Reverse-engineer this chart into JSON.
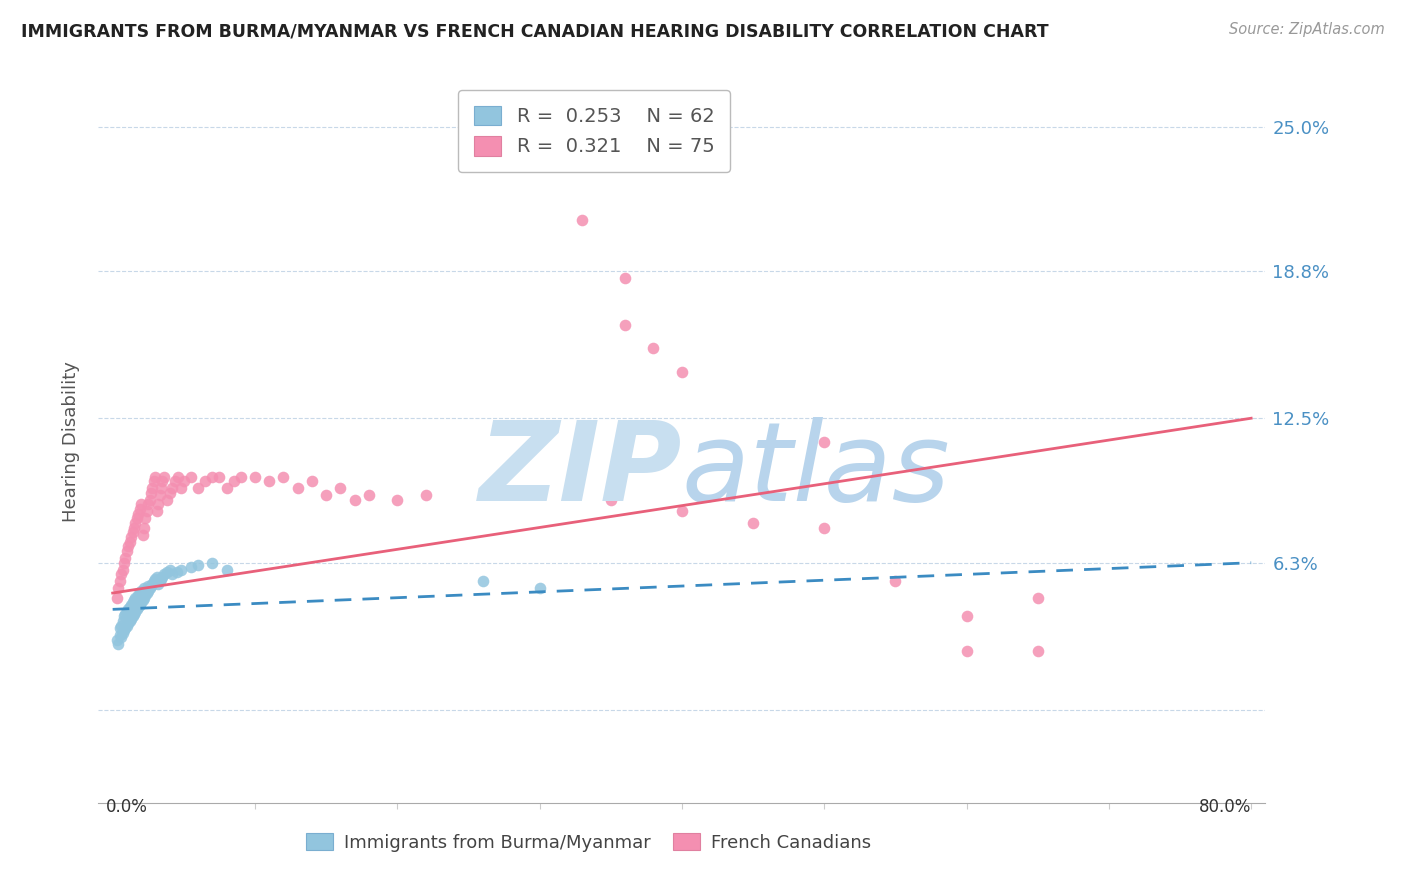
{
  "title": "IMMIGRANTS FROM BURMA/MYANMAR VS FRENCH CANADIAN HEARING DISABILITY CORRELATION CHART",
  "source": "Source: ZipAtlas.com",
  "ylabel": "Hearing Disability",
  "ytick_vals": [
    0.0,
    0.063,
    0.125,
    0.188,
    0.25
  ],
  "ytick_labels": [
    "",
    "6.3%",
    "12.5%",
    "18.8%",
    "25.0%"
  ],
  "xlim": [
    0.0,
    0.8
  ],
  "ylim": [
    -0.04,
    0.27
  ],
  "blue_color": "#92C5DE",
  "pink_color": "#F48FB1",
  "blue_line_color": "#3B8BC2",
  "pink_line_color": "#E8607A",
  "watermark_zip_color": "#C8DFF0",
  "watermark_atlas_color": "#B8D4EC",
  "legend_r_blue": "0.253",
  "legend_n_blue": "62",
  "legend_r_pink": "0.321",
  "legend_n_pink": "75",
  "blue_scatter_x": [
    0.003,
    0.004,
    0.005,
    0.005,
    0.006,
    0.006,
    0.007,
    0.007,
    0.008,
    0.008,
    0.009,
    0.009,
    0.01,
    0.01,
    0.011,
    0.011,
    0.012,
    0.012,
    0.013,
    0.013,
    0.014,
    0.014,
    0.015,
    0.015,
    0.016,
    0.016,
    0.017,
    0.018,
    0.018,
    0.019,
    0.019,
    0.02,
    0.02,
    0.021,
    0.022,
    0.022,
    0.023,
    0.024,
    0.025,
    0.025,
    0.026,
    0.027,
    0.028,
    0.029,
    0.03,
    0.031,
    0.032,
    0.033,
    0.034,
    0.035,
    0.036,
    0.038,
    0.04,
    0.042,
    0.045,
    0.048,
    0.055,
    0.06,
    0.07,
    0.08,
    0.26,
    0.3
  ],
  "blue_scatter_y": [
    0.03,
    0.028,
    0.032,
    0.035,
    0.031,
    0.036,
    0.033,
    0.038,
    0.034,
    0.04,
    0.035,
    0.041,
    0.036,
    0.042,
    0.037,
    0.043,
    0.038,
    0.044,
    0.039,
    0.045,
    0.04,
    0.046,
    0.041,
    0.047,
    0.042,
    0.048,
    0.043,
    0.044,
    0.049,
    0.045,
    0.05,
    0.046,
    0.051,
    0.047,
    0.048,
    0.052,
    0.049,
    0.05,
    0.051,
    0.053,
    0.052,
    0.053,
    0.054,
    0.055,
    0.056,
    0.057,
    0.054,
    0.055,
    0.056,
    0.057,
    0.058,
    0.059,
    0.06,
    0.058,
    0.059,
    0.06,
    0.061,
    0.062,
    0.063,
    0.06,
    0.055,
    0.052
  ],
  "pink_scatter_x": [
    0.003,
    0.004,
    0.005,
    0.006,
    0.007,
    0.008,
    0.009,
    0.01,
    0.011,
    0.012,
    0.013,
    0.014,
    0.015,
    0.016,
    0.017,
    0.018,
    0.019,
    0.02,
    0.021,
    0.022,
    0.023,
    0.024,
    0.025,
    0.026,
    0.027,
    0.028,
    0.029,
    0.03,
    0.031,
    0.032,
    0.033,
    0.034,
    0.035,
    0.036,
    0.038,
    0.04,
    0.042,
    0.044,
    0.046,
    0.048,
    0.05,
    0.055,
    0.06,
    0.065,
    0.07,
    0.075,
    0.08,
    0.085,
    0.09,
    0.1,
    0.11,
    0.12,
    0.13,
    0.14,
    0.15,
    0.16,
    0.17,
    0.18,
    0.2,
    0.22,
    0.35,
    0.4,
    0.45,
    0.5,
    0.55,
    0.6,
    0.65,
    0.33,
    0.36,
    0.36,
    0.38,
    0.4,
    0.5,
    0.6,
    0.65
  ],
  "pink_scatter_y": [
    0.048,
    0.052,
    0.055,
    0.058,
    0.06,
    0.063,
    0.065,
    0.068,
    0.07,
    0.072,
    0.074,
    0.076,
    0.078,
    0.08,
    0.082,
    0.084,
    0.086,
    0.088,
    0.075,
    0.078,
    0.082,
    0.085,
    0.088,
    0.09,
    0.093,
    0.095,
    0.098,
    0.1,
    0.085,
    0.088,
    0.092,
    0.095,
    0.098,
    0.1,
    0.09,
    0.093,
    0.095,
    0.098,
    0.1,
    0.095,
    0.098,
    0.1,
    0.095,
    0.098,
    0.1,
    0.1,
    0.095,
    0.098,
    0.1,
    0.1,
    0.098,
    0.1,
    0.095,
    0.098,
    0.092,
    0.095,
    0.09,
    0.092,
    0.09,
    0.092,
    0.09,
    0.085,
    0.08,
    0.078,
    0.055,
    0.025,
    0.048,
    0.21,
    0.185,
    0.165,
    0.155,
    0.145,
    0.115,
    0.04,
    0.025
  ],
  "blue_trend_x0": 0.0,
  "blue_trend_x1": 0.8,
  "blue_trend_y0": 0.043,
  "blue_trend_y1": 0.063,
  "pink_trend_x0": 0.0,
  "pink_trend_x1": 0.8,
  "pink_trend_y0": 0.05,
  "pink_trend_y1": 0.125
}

### Goal of the exercise
Copy every record above exactly, leaving out any pictures.

### Solution
Reverse-engineer this chart into JSON.
{
  "title": "IMMIGRANTS FROM BURMA/MYANMAR VS FRENCH CANADIAN HEARING DISABILITY CORRELATION CHART",
  "source": "Source: ZipAtlas.com",
  "ylabel": "Hearing Disability",
  "ytick_vals": [
    0.0,
    0.063,
    0.125,
    0.188,
    0.25
  ],
  "ytick_labels": [
    "",
    "6.3%",
    "12.5%",
    "18.8%",
    "25.0%"
  ],
  "xlim": [
    0.0,
    0.8
  ],
  "ylim": [
    -0.04,
    0.27
  ],
  "blue_color": "#92C5DE",
  "pink_color": "#F48FB1",
  "blue_line_color": "#3B8BC2",
  "pink_line_color": "#E8607A",
  "watermark_zip_color": "#C8DFF0",
  "watermark_atlas_color": "#B8D4EC",
  "legend_r_blue": "0.253",
  "legend_n_blue": "62",
  "legend_r_pink": "0.321",
  "legend_n_pink": "75",
  "blue_scatter_x": [
    0.003,
    0.004,
    0.005,
    0.005,
    0.006,
    0.006,
    0.007,
    0.007,
    0.008,
    0.008,
    0.009,
    0.009,
    0.01,
    0.01,
    0.011,
    0.011,
    0.012,
    0.012,
    0.013,
    0.013,
    0.014,
    0.014,
    0.015,
    0.015,
    0.016,
    0.016,
    0.017,
    0.018,
    0.018,
    0.019,
    0.019,
    0.02,
    0.02,
    0.021,
    0.022,
    0.022,
    0.023,
    0.024,
    0.025,
    0.025,
    0.026,
    0.027,
    0.028,
    0.029,
    0.03,
    0.031,
    0.032,
    0.033,
    0.034,
    0.035,
    0.036,
    0.038,
    0.04,
    0.042,
    0.045,
    0.048,
    0.055,
    0.06,
    0.07,
    0.08,
    0.26,
    0.3
  ],
  "blue_scatter_y": [
    0.03,
    0.028,
    0.032,
    0.035,
    0.031,
    0.036,
    0.033,
    0.038,
    0.034,
    0.04,
    0.035,
    0.041,
    0.036,
    0.042,
    0.037,
    0.043,
    0.038,
    0.044,
    0.039,
    0.045,
    0.04,
    0.046,
    0.041,
    0.047,
    0.042,
    0.048,
    0.043,
    0.044,
    0.049,
    0.045,
    0.05,
    0.046,
    0.051,
    0.047,
    0.048,
    0.052,
    0.049,
    0.05,
    0.051,
    0.053,
    0.052,
    0.053,
    0.054,
    0.055,
    0.056,
    0.057,
    0.054,
    0.055,
    0.056,
    0.057,
    0.058,
    0.059,
    0.06,
    0.058,
    0.059,
    0.06,
    0.061,
    0.062,
    0.063,
    0.06,
    0.055,
    0.052
  ],
  "pink_scatter_x": [
    0.003,
    0.004,
    0.005,
    0.006,
    0.007,
    0.008,
    0.009,
    0.01,
    0.011,
    0.012,
    0.013,
    0.014,
    0.015,
    0.016,
    0.017,
    0.018,
    0.019,
    0.02,
    0.021,
    0.022,
    0.023,
    0.024,
    0.025,
    0.026,
    0.027,
    0.028,
    0.029,
    0.03,
    0.031,
    0.032,
    0.033,
    0.034,
    0.035,
    0.036,
    0.038,
    0.04,
    0.042,
    0.044,
    0.046,
    0.048,
    0.05,
    0.055,
    0.06,
    0.065,
    0.07,
    0.075,
    0.08,
    0.085,
    0.09,
    0.1,
    0.11,
    0.12,
    0.13,
    0.14,
    0.15,
    0.16,
    0.17,
    0.18,
    0.2,
    0.22,
    0.35,
    0.4,
    0.45,
    0.5,
    0.55,
    0.6,
    0.65,
    0.33,
    0.36,
    0.36,
    0.38,
    0.4,
    0.5,
    0.6,
    0.65
  ],
  "pink_scatter_y": [
    0.048,
    0.052,
    0.055,
    0.058,
    0.06,
    0.063,
    0.065,
    0.068,
    0.07,
    0.072,
    0.074,
    0.076,
    0.078,
    0.08,
    0.082,
    0.084,
    0.086,
    0.088,
    0.075,
    0.078,
    0.082,
    0.085,
    0.088,
    0.09,
    0.093,
    0.095,
    0.098,
    0.1,
    0.085,
    0.088,
    0.092,
    0.095,
    0.098,
    0.1,
    0.09,
    0.093,
    0.095,
    0.098,
    0.1,
    0.095,
    0.098,
    0.1,
    0.095,
    0.098,
    0.1,
    0.1,
    0.095,
    0.098,
    0.1,
    0.1,
    0.098,
    0.1,
    0.095,
    0.098,
    0.092,
    0.095,
    0.09,
    0.092,
    0.09,
    0.092,
    0.09,
    0.085,
    0.08,
    0.078,
    0.055,
    0.025,
    0.048,
    0.21,
    0.185,
    0.165,
    0.155,
    0.145,
    0.115,
    0.04,
    0.025
  ],
  "blue_trend_x0": 0.0,
  "blue_trend_x1": 0.8,
  "blue_trend_y0": 0.043,
  "blue_trend_y1": 0.063,
  "pink_trend_x0": 0.0,
  "pink_trend_x1": 0.8,
  "pink_trend_y0": 0.05,
  "pink_trend_y1": 0.125
}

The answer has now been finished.